GOAL: Transcribe every line of the records verbatim.
::: MATERIAL PROVIDED
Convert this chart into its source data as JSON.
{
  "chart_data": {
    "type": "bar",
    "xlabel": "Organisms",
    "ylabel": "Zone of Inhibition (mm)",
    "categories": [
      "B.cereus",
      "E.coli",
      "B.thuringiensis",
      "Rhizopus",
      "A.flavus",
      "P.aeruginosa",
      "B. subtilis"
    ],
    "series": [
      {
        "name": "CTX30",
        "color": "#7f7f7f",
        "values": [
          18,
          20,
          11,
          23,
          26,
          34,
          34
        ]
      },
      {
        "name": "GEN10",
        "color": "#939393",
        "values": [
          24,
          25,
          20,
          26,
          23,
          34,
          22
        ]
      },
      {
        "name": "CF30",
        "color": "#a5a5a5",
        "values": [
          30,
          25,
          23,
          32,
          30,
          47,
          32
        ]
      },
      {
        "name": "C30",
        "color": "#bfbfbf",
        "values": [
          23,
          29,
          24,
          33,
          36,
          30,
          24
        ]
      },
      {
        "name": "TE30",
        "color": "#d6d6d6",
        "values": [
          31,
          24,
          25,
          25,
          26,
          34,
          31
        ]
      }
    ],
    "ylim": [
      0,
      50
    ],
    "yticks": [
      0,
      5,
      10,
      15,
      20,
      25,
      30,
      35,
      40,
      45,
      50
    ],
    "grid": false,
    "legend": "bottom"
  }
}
::::::
ANSWER:
Convert this chart into its source data as JSON.
{
  "chart_data": {
    "type": "bar",
    "xlabel": "Organisms",
    "ylabel": "Zone of Inhibition (mm)",
    "categories": [
      "B.cereus",
      "E.coli",
      "B.thuringiensis",
      "Rhizopus",
      "A.flavus",
      "P.aeruginosa",
      "B. subtilis"
    ],
    "series": [
      {
        "name": "CTX30",
        "color": "#7f7f7f",
        "values": [
          18,
          20,
          11,
          23,
          26,
          34,
          34
        ]
      },
      {
        "name": "GEN10",
        "color": "#939393",
        "values": [
          24,
          25,
          20,
          26,
          23,
          34,
          22
        ]
      },
      {
        "name": "CF30",
        "color": "#a5a5a5",
        "values": [
          30,
          25,
          23,
          32,
          30,
          47,
          32
        ]
      },
      {
        "name": "C30",
        "color": "#bfbfbf",
        "values": [
          23,
          29,
          24,
          33,
          36,
          30,
          24
        ]
      },
      {
        "name": "TE30",
        "color": "#d6d6d6",
        "values": [
          31,
          24,
          25,
          25,
          26,
          34,
          31
        ]
      }
    ],
    "ylim": [
      0,
      50
    ],
    "yticks": [
      0,
      5,
      10,
      15,
      20,
      25,
      30,
      35,
      40,
      45,
      50
    ],
    "grid": false,
    "legend": "bottom"
  }
}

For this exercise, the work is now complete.